**Dataset records:**

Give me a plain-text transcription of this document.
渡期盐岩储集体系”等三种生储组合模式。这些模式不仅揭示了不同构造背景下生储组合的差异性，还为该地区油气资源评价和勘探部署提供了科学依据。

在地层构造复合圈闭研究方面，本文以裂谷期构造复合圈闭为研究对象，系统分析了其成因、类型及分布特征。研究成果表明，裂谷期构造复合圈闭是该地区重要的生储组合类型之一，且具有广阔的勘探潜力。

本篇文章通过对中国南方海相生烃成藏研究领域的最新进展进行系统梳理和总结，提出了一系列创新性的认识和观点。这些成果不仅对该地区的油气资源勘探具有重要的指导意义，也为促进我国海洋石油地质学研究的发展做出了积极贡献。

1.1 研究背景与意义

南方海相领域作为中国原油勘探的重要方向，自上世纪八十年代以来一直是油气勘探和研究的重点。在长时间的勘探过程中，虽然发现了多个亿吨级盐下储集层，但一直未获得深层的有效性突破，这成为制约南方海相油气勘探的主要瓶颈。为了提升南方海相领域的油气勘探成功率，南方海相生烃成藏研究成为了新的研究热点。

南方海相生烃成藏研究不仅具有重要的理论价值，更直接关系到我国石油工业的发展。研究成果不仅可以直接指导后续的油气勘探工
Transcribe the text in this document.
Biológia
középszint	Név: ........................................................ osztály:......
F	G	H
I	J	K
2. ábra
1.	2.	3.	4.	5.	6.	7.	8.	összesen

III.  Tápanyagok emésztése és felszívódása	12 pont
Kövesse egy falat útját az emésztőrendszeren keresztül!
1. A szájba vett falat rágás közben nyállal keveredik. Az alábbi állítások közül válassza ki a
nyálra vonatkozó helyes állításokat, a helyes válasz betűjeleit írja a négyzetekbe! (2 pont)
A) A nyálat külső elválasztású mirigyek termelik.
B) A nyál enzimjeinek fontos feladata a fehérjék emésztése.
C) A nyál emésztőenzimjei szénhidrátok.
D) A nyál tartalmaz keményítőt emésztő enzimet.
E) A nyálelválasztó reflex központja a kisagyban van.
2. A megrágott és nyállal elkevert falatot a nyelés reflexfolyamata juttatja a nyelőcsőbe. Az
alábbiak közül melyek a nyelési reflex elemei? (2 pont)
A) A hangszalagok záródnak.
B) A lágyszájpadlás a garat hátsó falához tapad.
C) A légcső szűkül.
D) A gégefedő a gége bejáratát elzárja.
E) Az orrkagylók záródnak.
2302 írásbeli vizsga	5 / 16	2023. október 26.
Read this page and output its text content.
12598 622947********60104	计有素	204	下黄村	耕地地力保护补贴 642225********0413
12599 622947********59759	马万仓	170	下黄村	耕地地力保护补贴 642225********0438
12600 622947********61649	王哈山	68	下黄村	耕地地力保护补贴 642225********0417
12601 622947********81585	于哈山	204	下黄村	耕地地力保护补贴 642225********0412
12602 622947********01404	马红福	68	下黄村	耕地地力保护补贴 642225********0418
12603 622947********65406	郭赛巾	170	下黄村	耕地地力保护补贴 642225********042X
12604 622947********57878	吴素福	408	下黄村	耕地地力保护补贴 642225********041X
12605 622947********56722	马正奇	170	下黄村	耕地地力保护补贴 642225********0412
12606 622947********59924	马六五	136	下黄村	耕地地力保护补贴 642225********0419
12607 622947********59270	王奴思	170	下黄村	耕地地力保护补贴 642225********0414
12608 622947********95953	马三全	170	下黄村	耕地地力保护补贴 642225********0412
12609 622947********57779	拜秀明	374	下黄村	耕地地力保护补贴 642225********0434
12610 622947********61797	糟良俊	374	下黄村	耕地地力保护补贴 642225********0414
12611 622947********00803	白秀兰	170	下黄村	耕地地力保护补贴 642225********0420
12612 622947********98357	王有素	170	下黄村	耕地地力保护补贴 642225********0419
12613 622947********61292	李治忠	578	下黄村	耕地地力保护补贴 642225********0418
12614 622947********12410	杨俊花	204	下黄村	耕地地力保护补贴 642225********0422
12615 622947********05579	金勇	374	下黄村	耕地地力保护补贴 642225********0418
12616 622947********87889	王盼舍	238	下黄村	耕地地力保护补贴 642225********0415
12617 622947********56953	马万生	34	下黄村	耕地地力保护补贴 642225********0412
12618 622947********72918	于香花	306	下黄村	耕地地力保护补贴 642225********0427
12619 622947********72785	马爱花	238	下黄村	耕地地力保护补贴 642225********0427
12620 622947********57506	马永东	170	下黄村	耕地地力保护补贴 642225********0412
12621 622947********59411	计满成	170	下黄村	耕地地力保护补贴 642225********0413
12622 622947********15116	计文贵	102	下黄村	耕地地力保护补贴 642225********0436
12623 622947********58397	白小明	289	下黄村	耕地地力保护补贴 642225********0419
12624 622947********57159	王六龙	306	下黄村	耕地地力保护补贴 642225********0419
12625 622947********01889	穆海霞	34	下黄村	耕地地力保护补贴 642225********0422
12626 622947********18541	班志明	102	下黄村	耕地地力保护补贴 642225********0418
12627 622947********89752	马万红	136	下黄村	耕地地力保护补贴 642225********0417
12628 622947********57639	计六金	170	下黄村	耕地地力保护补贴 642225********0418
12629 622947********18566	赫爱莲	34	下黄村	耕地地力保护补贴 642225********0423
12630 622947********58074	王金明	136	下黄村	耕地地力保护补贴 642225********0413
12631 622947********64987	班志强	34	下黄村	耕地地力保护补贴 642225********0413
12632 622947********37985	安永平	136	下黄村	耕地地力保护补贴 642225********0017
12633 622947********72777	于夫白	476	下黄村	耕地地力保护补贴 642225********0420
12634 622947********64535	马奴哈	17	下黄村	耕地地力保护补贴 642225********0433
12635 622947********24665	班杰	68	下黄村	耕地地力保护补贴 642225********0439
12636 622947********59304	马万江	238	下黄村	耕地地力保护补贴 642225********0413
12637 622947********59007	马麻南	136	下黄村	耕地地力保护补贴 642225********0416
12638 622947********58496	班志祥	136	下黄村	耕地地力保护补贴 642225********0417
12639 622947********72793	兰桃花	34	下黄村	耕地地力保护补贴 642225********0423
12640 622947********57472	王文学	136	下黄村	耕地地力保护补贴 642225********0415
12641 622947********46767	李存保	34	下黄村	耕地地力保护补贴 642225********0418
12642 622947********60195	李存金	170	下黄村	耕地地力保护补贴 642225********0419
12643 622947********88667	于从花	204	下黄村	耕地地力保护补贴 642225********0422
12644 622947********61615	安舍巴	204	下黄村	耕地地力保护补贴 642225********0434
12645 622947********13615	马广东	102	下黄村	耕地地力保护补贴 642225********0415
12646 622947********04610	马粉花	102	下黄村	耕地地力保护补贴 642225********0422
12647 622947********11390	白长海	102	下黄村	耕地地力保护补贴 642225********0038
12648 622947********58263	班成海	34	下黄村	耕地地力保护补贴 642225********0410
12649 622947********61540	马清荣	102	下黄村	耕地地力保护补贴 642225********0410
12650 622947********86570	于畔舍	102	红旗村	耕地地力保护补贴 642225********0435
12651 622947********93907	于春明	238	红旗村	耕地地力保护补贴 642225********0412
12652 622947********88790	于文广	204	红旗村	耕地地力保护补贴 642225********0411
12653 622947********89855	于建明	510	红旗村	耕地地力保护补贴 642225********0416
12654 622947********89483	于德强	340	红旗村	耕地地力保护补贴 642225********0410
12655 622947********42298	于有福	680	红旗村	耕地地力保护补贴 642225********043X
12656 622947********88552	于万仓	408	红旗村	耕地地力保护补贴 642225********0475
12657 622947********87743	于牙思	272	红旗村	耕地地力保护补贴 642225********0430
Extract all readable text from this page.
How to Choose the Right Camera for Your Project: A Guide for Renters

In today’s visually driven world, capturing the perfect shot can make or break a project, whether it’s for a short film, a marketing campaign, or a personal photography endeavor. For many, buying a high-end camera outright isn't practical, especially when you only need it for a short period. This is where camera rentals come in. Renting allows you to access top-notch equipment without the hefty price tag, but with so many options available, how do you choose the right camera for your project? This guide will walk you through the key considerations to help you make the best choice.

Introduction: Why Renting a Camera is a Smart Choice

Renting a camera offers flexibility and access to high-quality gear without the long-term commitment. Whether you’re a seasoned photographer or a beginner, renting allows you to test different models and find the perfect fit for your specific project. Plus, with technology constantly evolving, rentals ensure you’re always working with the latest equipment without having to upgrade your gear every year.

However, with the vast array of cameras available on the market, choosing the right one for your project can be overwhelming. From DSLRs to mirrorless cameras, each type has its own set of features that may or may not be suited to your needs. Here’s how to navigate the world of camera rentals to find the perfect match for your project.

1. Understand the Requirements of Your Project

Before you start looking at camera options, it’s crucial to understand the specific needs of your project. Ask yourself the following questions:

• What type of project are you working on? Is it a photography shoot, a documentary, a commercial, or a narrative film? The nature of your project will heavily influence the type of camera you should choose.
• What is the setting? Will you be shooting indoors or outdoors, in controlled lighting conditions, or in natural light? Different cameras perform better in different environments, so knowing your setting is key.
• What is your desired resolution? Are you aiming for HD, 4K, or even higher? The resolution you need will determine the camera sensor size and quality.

**Short exercise:** Give only the number of lines that include the word "working".

**Response to this task:** 2